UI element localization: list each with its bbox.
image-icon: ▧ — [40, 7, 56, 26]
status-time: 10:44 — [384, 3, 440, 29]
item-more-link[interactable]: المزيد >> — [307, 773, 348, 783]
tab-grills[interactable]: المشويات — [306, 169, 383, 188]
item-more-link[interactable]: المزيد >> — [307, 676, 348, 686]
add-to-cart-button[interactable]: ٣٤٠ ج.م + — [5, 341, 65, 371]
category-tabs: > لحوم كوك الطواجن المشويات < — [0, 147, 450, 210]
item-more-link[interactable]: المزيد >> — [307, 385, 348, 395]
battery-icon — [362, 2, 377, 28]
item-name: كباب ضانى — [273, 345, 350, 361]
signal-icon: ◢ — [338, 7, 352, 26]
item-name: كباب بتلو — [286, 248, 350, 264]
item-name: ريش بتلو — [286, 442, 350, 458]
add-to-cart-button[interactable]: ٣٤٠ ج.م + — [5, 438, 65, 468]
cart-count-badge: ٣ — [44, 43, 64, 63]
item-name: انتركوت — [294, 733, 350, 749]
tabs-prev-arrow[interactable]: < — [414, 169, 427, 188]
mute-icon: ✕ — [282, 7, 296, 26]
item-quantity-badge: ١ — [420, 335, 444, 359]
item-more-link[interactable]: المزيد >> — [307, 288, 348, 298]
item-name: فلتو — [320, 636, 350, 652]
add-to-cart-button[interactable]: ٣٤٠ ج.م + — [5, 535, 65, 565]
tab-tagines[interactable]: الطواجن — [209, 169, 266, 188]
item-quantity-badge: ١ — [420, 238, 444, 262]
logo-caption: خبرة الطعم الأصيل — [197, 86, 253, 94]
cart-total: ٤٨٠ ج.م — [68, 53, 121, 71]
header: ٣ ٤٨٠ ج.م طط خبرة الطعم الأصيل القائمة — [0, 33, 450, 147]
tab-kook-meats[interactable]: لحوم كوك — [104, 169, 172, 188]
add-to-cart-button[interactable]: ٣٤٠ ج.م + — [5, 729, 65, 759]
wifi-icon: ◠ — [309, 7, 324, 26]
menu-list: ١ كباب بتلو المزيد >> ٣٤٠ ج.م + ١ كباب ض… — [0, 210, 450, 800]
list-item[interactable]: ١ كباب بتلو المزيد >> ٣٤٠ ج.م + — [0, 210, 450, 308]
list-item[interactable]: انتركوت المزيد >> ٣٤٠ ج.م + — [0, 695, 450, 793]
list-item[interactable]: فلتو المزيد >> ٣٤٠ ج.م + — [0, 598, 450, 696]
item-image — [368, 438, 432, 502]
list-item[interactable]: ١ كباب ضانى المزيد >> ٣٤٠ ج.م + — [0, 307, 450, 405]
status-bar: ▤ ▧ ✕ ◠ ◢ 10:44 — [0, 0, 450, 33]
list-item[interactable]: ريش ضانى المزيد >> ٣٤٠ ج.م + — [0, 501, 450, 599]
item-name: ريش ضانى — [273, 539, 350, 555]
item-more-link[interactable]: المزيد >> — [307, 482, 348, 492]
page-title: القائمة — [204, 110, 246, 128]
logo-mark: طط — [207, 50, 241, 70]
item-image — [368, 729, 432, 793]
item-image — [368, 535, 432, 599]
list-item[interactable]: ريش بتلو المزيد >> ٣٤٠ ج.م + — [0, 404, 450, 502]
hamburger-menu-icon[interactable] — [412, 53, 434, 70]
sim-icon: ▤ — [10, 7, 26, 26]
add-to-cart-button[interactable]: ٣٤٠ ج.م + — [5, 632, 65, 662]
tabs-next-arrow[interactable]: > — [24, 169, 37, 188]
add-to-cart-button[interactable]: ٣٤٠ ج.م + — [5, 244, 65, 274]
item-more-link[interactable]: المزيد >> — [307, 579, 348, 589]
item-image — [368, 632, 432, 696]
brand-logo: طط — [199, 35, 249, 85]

= = =

> **Written request**
Express the records as a Markdown table with columns "Row" and "Line." Begin at the first line of the records, stop after the line that contains "battery-icon — [362, 2, 377, 28]", number each line in order, and omit blank lines.

> **Expected answer**
| Row | Line |
|---|---|
| 1 | UI element localization: list each with its bbox. |
| 2 | image-icon: ▧ — [40, 7, 56, 26] |
| 3 | status-time: 10:44 — [384, 3, 440, 29] |
| 4 | item-more-link[interactable]: المزيد >> — [307, 773, 348, 783] |
| 5 | tab-grills[interactable]: المشويات — [306, 169, 383, 188] |
| 6 | item-more-link[interactable]: المزيد >> — [307, 676, 348, 686] |
| 7 | add-to-cart-button[interactable]: ٣٤٠ ج.م + — [5, 341, 65, 371] |
| 8 | category-tabs: > لحوم كوك الطواجن المشويات < — [0, 147, 450, 210] |
| 9 | item-more-link[interactable]: المزيد >> — [307, 385, 348, 395] |
| 10 | battery-icon — [362, 2, 377, 28] |